§ Requirements
List all lines of the data containing the word "соглашения".

§ Material provided
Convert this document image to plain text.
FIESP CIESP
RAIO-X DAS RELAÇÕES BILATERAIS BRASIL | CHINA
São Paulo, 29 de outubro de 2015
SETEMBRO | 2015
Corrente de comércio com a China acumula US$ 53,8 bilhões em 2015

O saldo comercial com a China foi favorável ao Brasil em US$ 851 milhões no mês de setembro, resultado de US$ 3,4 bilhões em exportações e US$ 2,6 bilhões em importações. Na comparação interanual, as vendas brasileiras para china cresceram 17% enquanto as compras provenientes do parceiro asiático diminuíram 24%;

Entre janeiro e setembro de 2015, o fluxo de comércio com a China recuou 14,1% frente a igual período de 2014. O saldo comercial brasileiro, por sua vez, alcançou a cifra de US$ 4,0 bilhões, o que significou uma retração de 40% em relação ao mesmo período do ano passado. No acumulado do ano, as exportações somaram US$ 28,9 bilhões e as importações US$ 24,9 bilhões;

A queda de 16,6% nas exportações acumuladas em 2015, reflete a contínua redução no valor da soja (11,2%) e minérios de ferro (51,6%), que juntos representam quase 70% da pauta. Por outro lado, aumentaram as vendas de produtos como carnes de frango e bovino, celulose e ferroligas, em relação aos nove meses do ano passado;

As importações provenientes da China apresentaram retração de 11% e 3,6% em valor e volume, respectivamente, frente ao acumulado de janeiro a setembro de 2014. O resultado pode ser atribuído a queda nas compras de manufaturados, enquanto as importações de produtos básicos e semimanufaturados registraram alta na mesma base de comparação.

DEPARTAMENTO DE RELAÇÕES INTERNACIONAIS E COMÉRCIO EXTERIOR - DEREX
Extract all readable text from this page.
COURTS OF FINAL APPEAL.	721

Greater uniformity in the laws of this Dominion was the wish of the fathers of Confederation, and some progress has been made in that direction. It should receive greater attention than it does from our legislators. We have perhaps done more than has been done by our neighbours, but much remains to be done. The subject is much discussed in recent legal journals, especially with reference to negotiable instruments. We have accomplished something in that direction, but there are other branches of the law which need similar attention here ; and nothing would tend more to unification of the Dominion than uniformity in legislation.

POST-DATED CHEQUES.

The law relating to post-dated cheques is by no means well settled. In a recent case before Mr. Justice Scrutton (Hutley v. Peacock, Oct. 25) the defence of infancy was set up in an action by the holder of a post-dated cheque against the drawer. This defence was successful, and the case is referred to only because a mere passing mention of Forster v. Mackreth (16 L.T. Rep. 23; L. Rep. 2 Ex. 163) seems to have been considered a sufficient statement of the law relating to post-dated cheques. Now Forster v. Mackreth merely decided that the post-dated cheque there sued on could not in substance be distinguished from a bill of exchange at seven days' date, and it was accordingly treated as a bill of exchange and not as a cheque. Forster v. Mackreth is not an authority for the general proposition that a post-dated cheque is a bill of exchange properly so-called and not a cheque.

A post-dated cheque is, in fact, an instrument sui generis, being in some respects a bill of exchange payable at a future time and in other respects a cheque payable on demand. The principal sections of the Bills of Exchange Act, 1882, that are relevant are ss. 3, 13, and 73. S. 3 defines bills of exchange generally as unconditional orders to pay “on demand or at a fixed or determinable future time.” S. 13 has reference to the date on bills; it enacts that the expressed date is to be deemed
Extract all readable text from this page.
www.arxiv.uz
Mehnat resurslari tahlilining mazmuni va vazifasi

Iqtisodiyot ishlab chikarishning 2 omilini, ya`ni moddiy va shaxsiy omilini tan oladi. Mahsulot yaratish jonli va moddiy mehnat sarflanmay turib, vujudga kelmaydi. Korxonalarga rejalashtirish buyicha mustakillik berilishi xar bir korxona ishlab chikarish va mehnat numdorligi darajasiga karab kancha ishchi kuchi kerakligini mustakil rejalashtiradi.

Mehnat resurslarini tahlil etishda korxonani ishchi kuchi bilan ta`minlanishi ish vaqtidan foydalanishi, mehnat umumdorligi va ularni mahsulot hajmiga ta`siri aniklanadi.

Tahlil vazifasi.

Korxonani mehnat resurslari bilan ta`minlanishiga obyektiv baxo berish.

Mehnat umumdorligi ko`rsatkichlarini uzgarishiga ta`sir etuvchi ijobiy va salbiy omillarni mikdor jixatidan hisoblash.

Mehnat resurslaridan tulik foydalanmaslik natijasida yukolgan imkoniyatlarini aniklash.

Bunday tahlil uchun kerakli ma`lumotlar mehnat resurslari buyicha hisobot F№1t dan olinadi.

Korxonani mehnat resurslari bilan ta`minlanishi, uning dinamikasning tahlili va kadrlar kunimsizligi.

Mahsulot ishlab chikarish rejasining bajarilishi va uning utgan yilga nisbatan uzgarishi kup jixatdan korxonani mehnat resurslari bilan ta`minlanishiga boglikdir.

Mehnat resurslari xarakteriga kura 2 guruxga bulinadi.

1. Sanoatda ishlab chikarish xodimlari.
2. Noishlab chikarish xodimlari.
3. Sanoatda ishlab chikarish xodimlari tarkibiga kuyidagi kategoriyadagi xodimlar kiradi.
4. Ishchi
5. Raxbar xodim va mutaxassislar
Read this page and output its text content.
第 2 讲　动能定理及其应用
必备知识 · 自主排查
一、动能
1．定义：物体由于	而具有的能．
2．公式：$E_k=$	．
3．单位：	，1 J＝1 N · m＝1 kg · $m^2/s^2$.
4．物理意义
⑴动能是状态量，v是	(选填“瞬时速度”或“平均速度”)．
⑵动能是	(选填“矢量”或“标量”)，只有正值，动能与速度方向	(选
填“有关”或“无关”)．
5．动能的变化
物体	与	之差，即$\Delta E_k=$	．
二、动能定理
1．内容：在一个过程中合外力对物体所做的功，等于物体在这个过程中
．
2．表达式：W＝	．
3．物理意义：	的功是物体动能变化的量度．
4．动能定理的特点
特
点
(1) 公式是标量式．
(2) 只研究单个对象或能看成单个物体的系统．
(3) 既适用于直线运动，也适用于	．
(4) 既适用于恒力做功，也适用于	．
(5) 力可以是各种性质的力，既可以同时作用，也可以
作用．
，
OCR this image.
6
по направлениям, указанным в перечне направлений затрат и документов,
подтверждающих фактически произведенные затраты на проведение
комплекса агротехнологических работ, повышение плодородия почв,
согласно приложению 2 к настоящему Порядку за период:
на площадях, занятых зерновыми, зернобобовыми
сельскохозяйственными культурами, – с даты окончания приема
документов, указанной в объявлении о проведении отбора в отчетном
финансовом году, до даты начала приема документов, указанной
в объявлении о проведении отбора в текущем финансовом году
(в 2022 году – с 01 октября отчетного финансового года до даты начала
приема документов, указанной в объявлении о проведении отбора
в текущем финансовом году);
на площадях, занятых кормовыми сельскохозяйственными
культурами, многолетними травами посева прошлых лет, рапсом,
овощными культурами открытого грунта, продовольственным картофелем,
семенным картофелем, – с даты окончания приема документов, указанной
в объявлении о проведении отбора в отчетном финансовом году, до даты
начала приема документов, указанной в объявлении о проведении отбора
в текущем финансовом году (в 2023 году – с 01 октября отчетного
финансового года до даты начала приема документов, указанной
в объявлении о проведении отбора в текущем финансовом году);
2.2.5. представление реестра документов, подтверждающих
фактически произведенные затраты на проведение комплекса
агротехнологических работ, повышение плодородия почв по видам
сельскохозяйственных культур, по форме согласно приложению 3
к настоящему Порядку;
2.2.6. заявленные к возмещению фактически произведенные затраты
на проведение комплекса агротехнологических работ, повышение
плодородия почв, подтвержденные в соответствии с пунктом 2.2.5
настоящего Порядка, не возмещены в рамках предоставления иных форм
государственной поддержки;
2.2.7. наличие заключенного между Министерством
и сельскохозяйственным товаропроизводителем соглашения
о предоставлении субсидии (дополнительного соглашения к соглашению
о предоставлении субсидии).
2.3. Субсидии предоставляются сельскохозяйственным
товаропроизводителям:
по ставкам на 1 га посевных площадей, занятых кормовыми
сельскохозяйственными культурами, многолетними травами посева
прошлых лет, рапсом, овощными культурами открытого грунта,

§ Output for this task
и сельскохозяйственным товаропроизводителем соглашения
о предоставлении субсидии (дополнительного соглашения к соглашению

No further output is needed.